═════ Records to process ═════

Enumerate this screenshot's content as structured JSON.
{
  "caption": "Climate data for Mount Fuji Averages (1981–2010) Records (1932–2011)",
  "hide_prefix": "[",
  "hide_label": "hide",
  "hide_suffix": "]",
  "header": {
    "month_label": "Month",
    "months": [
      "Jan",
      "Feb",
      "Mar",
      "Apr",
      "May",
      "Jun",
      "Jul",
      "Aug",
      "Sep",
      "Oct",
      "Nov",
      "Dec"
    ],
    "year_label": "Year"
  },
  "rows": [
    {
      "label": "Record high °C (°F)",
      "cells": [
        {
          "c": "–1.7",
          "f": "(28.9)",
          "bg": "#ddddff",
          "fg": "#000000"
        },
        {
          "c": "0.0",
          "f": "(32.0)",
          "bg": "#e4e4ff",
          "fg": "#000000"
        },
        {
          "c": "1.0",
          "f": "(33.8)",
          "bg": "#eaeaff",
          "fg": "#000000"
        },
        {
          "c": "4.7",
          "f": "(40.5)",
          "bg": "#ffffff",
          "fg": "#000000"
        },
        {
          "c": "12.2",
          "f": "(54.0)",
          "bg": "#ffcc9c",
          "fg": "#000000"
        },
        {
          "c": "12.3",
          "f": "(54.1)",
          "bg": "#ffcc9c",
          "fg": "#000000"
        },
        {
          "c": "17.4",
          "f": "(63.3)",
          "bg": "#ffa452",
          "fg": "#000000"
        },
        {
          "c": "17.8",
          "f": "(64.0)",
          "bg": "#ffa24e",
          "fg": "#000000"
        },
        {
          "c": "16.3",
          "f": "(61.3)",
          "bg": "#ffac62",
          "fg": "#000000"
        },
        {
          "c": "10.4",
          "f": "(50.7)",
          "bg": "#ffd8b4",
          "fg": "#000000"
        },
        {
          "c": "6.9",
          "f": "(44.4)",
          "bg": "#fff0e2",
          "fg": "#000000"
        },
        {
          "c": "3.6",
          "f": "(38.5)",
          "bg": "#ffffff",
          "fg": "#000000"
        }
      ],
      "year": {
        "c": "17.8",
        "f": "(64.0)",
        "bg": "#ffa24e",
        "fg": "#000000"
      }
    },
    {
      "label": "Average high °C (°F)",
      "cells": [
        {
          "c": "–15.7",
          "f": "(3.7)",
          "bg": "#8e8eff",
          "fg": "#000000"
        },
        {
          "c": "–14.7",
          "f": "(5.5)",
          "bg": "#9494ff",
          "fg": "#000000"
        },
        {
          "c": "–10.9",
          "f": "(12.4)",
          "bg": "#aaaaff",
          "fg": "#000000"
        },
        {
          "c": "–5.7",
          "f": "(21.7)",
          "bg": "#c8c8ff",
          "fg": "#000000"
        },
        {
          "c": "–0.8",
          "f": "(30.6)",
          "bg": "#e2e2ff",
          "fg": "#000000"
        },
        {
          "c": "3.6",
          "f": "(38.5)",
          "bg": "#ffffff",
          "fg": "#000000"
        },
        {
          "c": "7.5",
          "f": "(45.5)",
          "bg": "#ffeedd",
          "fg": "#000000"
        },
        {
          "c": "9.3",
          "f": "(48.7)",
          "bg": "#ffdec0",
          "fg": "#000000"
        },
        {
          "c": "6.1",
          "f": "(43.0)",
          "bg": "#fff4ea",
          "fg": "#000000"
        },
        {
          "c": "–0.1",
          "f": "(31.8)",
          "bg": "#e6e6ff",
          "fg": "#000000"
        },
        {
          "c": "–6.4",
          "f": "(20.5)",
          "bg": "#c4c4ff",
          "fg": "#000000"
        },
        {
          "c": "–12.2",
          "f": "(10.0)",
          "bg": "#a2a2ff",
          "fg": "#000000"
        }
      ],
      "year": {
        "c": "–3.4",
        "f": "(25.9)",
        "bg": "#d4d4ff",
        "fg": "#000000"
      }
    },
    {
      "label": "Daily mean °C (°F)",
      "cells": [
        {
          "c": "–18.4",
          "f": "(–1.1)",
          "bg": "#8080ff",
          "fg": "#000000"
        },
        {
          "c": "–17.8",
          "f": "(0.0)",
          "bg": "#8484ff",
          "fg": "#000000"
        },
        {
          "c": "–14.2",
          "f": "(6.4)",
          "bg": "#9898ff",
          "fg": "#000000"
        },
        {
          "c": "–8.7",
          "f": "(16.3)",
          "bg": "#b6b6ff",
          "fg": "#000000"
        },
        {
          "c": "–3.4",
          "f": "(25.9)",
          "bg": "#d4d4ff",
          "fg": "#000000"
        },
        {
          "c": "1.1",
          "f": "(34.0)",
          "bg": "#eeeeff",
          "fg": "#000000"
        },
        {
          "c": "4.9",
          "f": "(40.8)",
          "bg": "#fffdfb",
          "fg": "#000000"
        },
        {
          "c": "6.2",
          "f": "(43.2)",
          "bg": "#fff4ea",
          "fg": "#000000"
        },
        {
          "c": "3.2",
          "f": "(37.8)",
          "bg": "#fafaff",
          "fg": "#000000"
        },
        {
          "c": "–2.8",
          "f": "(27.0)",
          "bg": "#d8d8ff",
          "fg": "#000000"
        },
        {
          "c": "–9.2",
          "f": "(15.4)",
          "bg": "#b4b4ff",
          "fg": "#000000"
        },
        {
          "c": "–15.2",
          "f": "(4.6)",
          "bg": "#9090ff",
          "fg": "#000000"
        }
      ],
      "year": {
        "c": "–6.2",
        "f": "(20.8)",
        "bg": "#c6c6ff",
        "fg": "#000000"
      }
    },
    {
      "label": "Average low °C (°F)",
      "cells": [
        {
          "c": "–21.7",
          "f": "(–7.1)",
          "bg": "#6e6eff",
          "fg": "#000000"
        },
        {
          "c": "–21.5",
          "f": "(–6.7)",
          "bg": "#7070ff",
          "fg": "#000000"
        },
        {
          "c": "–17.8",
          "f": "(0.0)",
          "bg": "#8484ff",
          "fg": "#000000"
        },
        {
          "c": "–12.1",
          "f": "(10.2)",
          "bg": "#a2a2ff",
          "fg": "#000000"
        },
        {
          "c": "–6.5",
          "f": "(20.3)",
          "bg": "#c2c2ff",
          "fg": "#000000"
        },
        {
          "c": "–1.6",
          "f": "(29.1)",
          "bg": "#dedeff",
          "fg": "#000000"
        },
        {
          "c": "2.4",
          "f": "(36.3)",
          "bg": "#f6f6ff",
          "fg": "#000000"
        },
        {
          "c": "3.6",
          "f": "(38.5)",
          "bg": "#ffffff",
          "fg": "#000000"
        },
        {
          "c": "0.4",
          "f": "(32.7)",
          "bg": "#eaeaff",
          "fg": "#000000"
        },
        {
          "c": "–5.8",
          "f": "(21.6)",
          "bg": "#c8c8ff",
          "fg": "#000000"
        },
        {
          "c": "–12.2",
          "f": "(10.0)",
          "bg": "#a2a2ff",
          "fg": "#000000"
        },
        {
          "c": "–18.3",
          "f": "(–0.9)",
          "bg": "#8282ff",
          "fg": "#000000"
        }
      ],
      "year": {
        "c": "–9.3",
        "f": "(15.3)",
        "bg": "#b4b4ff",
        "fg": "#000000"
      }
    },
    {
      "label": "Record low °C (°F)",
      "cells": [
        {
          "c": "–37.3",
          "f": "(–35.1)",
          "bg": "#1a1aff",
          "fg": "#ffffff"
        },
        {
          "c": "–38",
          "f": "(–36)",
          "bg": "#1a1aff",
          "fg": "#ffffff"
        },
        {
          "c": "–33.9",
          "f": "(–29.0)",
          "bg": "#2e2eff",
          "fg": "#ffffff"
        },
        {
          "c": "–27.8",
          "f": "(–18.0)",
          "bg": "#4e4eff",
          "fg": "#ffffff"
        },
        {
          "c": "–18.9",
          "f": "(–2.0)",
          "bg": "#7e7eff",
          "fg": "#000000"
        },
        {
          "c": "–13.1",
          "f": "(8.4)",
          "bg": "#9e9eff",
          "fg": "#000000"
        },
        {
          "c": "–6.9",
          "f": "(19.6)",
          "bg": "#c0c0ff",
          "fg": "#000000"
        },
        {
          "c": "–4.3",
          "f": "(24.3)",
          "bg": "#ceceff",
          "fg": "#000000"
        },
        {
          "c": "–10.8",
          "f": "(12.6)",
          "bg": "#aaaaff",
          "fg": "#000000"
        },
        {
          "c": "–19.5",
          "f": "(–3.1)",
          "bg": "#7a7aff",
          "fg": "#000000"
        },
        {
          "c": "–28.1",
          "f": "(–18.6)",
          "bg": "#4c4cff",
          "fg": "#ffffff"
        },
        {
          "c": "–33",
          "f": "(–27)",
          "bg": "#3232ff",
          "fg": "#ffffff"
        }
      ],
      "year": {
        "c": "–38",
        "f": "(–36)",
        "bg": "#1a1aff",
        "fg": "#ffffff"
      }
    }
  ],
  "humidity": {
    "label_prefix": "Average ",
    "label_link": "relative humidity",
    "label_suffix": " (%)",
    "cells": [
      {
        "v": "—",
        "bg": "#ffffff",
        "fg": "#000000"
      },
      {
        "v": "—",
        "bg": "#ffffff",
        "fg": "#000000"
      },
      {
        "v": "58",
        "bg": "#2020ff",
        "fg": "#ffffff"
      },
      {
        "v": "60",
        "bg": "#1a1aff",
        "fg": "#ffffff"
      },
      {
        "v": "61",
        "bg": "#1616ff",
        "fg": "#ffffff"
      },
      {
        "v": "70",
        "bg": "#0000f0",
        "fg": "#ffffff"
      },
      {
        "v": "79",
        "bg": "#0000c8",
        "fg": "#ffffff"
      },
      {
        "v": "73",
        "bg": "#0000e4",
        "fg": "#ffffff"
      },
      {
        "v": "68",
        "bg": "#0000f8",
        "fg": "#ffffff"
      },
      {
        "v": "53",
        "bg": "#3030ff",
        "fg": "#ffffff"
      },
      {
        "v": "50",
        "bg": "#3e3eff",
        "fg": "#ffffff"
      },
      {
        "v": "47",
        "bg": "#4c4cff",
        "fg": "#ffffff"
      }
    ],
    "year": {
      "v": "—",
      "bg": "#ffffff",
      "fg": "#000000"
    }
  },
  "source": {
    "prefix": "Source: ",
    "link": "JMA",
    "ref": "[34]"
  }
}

═════

■ **Stated task**:
Pull out each line of the records holding the string "humidity".

■ **The reply**:
  "humidity": {
    "label_link": "relative humidity",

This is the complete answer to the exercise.